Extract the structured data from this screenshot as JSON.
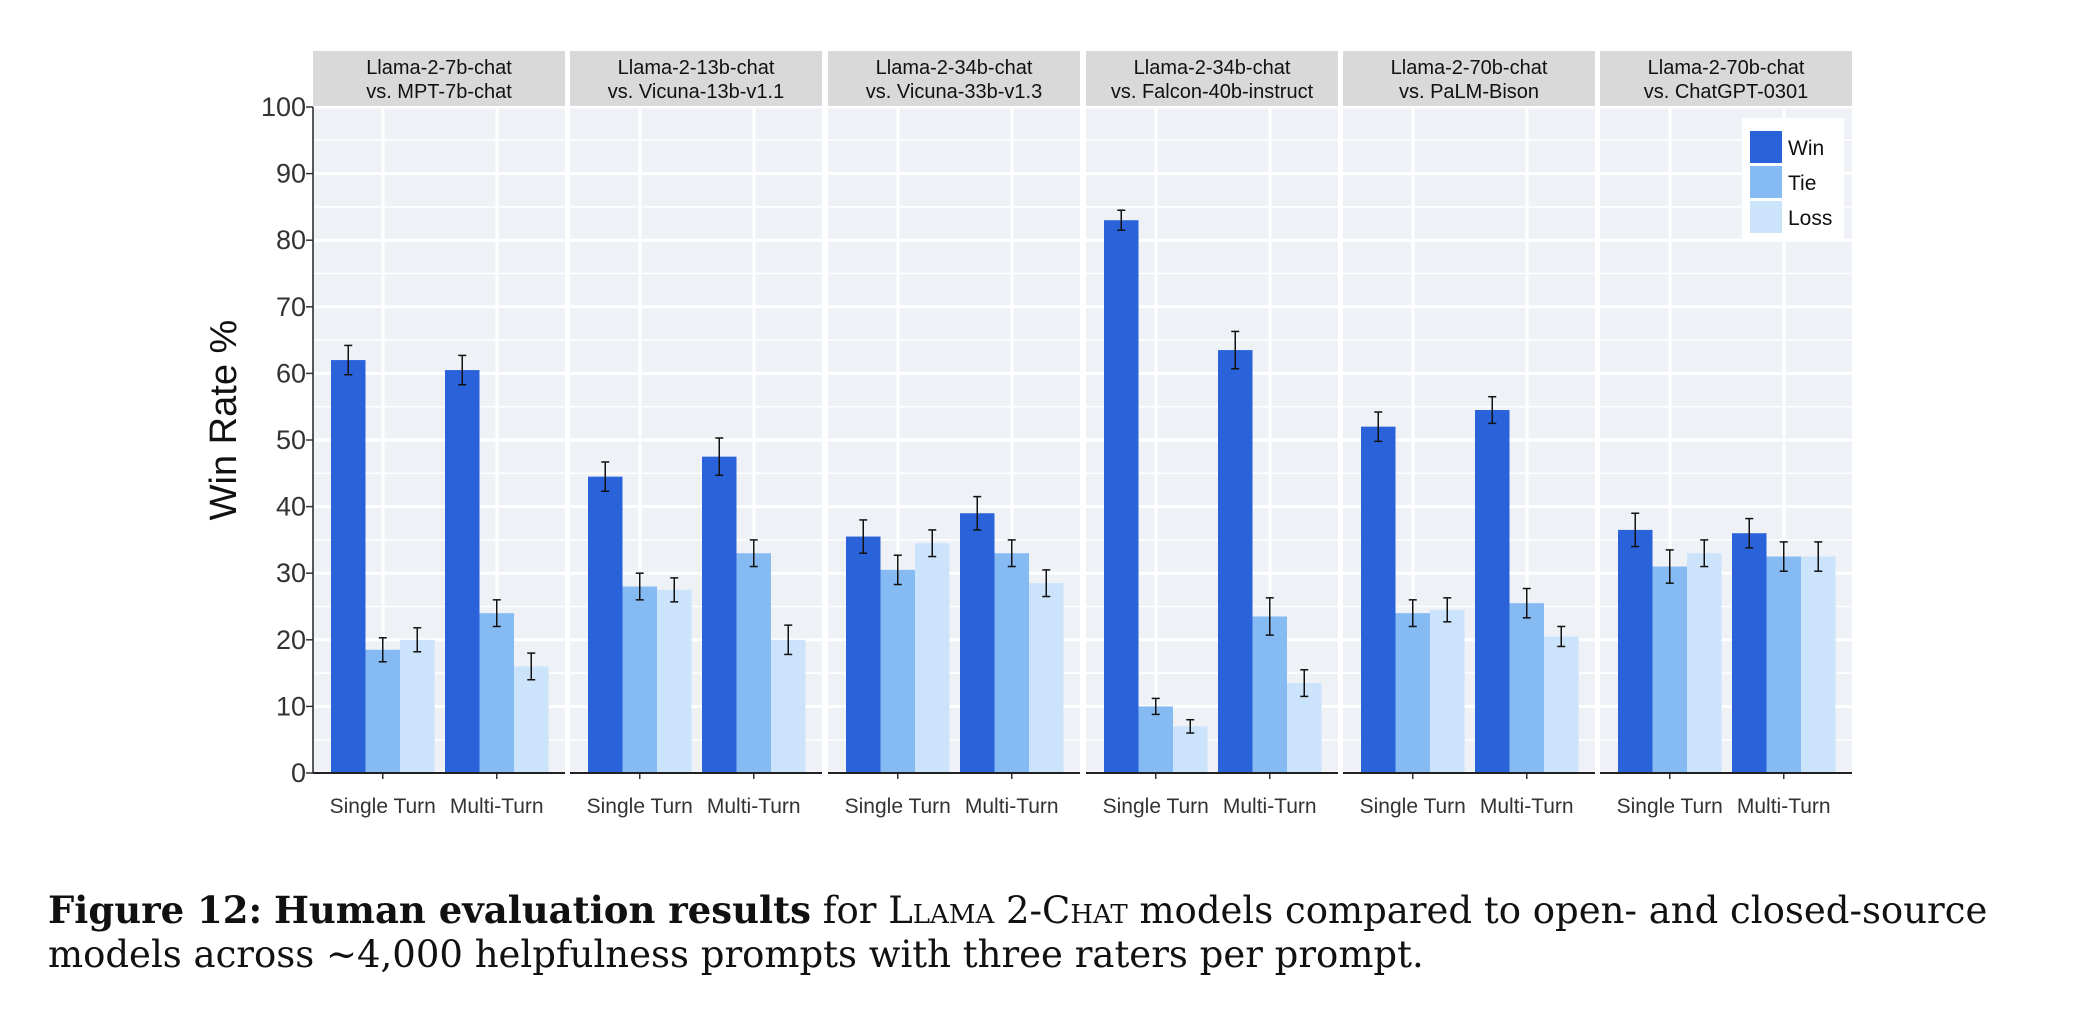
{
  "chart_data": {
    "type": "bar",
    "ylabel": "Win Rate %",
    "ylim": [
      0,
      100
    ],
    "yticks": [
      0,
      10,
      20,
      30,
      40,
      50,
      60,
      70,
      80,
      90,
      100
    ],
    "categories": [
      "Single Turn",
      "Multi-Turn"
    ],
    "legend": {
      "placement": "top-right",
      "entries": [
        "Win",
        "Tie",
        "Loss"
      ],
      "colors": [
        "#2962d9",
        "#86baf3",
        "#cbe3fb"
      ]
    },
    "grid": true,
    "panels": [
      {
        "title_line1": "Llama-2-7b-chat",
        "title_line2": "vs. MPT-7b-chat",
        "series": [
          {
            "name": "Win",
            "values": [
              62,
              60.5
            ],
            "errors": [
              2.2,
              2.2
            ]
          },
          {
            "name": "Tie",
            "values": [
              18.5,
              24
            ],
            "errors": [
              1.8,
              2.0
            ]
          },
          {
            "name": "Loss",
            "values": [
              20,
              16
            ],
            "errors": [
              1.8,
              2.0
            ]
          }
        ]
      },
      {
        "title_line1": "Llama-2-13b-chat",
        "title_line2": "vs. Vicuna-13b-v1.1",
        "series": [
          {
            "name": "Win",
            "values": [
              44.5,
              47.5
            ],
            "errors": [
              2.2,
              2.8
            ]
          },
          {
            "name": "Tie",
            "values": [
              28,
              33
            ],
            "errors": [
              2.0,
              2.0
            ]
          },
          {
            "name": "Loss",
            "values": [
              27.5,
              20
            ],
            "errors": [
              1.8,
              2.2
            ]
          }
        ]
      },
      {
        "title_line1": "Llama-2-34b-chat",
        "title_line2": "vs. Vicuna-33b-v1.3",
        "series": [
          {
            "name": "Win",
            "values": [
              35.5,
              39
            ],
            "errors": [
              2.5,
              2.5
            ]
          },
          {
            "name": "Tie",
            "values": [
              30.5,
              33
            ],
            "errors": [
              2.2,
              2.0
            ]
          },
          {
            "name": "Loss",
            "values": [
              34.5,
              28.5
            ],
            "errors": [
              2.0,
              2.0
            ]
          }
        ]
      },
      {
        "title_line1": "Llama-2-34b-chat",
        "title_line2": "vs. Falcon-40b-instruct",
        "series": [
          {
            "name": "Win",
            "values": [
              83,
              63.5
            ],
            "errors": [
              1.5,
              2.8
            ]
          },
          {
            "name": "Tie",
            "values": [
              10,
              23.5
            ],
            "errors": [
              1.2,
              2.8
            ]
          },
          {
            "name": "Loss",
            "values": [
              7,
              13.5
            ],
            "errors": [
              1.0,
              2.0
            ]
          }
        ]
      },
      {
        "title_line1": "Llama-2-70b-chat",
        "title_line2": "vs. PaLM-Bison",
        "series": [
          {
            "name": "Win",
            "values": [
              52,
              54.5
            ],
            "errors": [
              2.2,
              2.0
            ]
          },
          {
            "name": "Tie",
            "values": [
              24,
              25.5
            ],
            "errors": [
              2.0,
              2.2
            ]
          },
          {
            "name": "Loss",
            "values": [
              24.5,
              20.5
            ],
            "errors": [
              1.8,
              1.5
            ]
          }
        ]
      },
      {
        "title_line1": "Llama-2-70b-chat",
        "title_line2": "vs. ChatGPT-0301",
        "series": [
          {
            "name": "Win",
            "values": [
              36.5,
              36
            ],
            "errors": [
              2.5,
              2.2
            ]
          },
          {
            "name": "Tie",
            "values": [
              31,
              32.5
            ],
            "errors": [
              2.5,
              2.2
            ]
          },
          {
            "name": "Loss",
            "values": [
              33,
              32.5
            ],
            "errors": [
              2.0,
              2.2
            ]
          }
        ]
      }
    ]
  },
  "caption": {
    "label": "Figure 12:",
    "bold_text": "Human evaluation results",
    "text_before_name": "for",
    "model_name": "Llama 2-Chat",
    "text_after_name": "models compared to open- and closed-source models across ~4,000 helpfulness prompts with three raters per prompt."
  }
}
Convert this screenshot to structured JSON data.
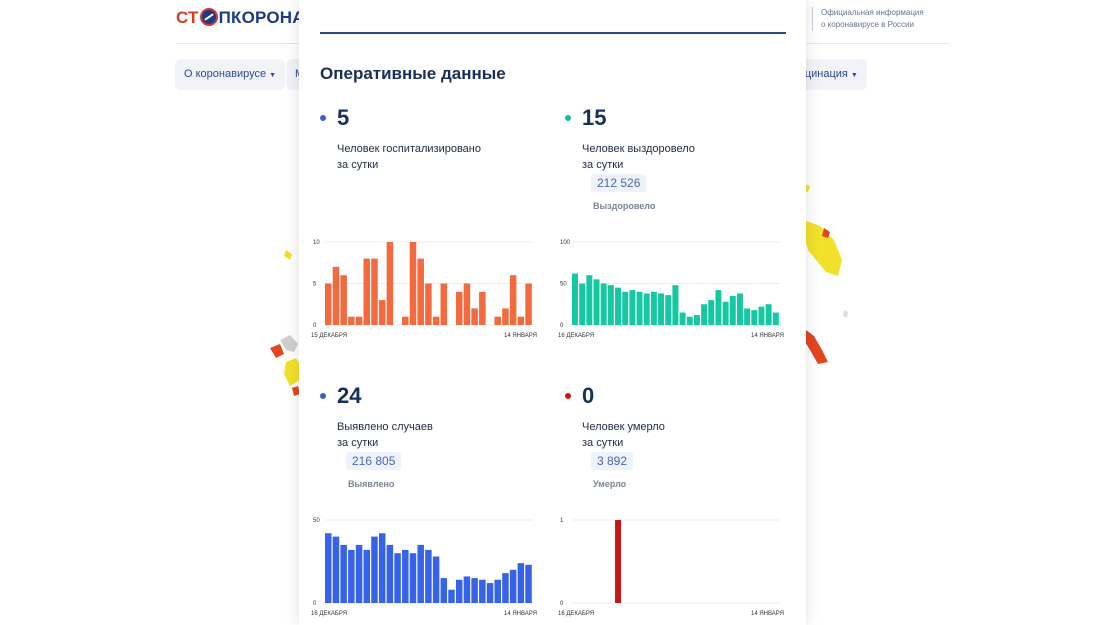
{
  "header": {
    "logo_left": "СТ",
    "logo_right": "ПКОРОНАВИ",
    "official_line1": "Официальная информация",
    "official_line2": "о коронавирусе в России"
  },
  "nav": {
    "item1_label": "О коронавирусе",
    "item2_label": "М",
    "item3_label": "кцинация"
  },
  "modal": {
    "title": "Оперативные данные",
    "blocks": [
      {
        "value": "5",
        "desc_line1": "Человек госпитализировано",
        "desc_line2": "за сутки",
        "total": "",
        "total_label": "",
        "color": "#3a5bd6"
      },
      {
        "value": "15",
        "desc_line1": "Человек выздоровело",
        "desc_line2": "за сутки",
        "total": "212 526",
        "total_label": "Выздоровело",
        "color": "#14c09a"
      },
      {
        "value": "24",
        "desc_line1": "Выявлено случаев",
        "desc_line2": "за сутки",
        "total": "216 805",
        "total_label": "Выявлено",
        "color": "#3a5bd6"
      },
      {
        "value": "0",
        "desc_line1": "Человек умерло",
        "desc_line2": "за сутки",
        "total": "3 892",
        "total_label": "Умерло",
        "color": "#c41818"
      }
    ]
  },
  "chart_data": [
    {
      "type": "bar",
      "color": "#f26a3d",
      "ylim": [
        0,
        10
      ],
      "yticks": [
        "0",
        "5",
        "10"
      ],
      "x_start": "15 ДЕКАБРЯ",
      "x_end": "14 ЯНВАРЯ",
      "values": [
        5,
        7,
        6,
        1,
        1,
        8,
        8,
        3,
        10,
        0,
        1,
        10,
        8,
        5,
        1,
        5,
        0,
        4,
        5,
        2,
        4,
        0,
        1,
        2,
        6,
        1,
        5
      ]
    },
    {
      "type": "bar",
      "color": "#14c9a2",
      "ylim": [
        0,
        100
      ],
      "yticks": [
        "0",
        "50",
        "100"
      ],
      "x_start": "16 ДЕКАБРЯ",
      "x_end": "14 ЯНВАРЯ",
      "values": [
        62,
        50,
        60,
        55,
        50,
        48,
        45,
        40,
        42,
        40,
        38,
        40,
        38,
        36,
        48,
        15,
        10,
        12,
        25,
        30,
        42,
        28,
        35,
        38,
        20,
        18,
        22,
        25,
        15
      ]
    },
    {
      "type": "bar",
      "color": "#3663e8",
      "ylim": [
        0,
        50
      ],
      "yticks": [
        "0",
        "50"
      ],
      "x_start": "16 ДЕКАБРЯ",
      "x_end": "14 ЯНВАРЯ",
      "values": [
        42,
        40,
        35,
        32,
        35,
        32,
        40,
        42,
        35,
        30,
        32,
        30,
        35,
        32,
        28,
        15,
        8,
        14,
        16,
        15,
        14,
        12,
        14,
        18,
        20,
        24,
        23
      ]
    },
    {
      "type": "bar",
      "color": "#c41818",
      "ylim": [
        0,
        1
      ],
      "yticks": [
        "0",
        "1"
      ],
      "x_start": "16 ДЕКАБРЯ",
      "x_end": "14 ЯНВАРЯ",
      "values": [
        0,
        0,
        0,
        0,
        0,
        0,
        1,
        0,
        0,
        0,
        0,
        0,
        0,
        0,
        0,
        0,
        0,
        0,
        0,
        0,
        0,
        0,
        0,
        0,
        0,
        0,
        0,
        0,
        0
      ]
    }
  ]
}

*Aim of the task:*
The entries above are to be returned exactly, without their pictures.

*Written solution:*
Extract the structured data from this screenshot as JSON.
{
  "chart_data": {
    "type": "bar",
    "ylabel": "Win Rate %",
    "ylim": [
      0,
      100
    ],
    "yticks": [
      0,
      10,
      20,
      30,
      40,
      50,
      60,
      70,
      80,
      90,
      100
    ],
    "categories": [
      "Single Turn",
      "Multi-Turn"
    ],
    "legend": {
      "placement": "top-right",
      "entries": [
        "Win",
        "Tie",
        "Loss"
      ],
      "colors": [
        "#2962d9",
        "#86baf3",
        "#cbe3fb"
      ]
    },
    "grid": true,
    "panels": [
      {
        "title_line1": "Llama-2-7b-chat",
        "title_line2": "vs. MPT-7b-chat",
        "series": [
          {
            "name": "Win",
            "values": [
              62,
              60.5
            ],
            "errors": [
              2.2,
              2.2
            ]
          },
          {
            "name": "Tie",
            "values": [
              18.5,
              24
            ],
            "errors": [
              1.8,
              2.0
            ]
          },
          {
            "name": "Loss",
            "values": [
              20,
              16
            ],
            "errors": [
              1.8,
              2.0
            ]
          }
        ]
      },
      {
        "title_line1": "Llama-2-13b-chat",
        "title_line2": "vs. Vicuna-13b-v1.1",
        "series": [
          {
            "name": "Win",
            "values": [
              44.5,
              47.5
            ],
            "errors": [
              2.2,
              2.8
            ]
          },
          {
            "name": "Tie",
            "values": [
              28,
              33
            ],
            "errors": [
              2.0,
              2.0
            ]
          },
          {
            "name": "Loss",
            "values": [
              27.5,
              20
            ],
            "errors": [
              1.8,
              2.2
            ]
          }
        ]
      },
      {
        "title_line1": "Llama-2-34b-chat",
        "title_line2": "vs. Vicuna-33b-v1.3",
        "series": [
          {
            "name": "Win",
            "values": [
              35.5,
              39
            ],
            "errors": [
              2.5,
              2.5
            ]
          },
          {
            "name": "Tie",
            "values": [
              30.5,
              33
            ],
            "errors": [
              2.2,
              2.0
            ]
          },
          {
            "name": "Loss",
            "values": [
              34.5,
              28.5
            ],
            "errors": [
              2.0,
              2.0
            ]
          }
        ]
      },
      {
        "title_line1": "Llama-2-34b-chat",
        "title_line2": "vs. Falcon-40b-instruct",
        "series": [
          {
            "name": "Win",
            "values": [
              83,
              63.5
            ],
            "errors": [
              1.5,
              2.8
            ]
          },
          {
            "name": "Tie",
            "values": [
              10,
              23.5
            ],
            "errors": [
              1.2,
              2.8
            ]
          },
          {
            "name": "Loss",
            "values": [
              7,
              13.5
            ],
            "errors": [
              1.0,
              2.0
            ]
          }
        ]
      },
      {
        "title_line1": "Llama-2-70b-chat",
        "title_line2": "vs. PaLM-Bison",
        "series": [
          {
            "name": "Win",
            "values": [
              52,
              54.5
            ],
            "errors": [
              2.2,
              2.0
            ]
          },
          {
            "name": "Tie",
            "values": [
              24,
              25.5
            ],
            "errors": [
              2.0,
              2.2
            ]
          },
          {
            "name": "Loss",
            "values": [
              24.5,
              20.5
            ],
            "errors": [
              1.8,
              1.5
            ]
          }
        ]
      },
      {
        "title_line1": "Llama-2-70b-chat",
        "title_line2": "vs. ChatGPT-0301",
        "series": [
          {
            "name": "Win",
            "values": [
              36.5,
              36
            ],
            "errors": [
              2.5,
              2.2
            ]
          },
          {
            "name": "Tie",
            "values": [
              31,
              32.5
            ],
            "errors": [
              2.5,
              2.2
            ]
          },
          {
            "name": "Loss",
            "values": [
              33,
              32.5
            ],
            "errors": [
              2.0,
              2.2
            ]
          }
        ]
      }
    ]
  },
  "caption": {
    "label": "Figure 12:",
    "bold_text": "Human evaluation results",
    "text_before_name": "for",
    "model_name": "Llama 2-Chat",
    "text_after_name": "models compared to open- and closed-source models across ~4,000 helpfulness prompts with three raters per prompt."
  }
}
Convert this screenshot to structured JSON data.
{
  "header": {
    "logo_left": "СТ",
    "logo_right": "ПКОРОНАВИ",
    "official_line1": "Официальная информация",
    "official_line2": "о коронавирусе в России"
  },
  "nav": {
    "item1_label": "О коронавирусе",
    "item2_label": "М",
    "item3_label": "кцинация"
  },
  "modal": {
    "title": "Оперативные данные",
    "blocks": [
      {
        "value": "5",
        "desc_line1": "Человек госпитализировано",
        "desc_line2": "за сутки",
        "total": "",
        "total_label": "",
        "color": "#3a5bd6"
      },
      {
        "value": "15",
        "desc_line1": "Человек выздоровело",
        "desc_line2": "за сутки",
        "total": "212 526",
        "total_label": "Выздоровело",
        "color": "#14c09a"
      },
      {
        "value": "24",
        "desc_line1": "Выявлено случаев",
        "desc_line2": "за сутки",
        "total": "216 805",
        "total_label": "Выявлено",
        "color": "#3a5bd6"
      },
      {
        "value": "0",
        "desc_line1": "Человек умерло",
        "desc_line2": "за сутки",
        "total": "3 892",
        "total_label": "Умерло",
        "color": "#c41818"
      }
    ]
  },
  "chart_data": [
    {
      "type": "bar",
      "color": "#f26a3d",
      "ylim": [
        0,
        10
      ],
      "yticks": [
        "0",
        "5",
        "10"
      ],
      "x_start": "15 ДЕКАБРЯ",
      "x_end": "14 ЯНВАРЯ",
      "values": [
        5,
        7,
        6,
        1,
        1,
        8,
        8,
        3,
        10,
        0,
        1,
        10,
        8,
        5,
        1,
        5,
        0,
        4,
        5,
        2,
        4,
        0,
        1,
        2,
        6,
        1,
        5
      ]
    },
    {
      "type": "bar",
      "color": "#14c9a2",
      "ylim": [
        0,
        100
      ],
      "yticks": [
        "0",
        "50",
        "100"
      ],
      "x_start": "16 ДЕКАБРЯ",
      "x_end": "14 ЯНВАРЯ",
      "values": [
        62,
        50,
        60,
        55,
        50,
        48,
        45,
        40,
        42,
        40,
        38,
        40,
        38,
        36,
        48,
        15,
        10,
        12,
        25,
        30,
        42,
        28,
        35,
        38,
        20,
        18,
        22,
        25,
        15
      ]
    },
    {
      "type": "bar",
      "color": "#3663e8",
      "ylim": [
        0,
        50
      ],
      "yticks": [
        "0",
        "50"
      ],
      "x_start": "16 ДЕКАБРЯ",
      "x_end": "14 ЯНВАРЯ",
      "values": [
        42,
        40,
        35,
        32,
        35,
        32,
        40,
        42,
        35,
        30,
        32,
        30,
        35,
        32,
        28,
        15,
        8,
        14,
        16,
        15,
        14,
        12,
        14,
        18,
        20,
        24,
        23
      ]
    },
    {
      "type": "bar",
      "color": "#c41818",
      "ylim": [
        0,
        1
      ],
      "yticks": [
        "0",
        "1"
      ],
      "x_start": "16 ДЕКАБРЯ",
      "x_end": "14 ЯНВАРЯ",
      "values": [
        0,
        0,
        0,
        0,
        0,
        0,
        1,
        0,
        0,
        0,
        0,
        0,
        0,
        0,
        0,
        0,
        0,
        0,
        0,
        0,
        0,
        0,
        0,
        0,
        0,
        0,
        0,
        0,
        0
      ]
    }
  ]
}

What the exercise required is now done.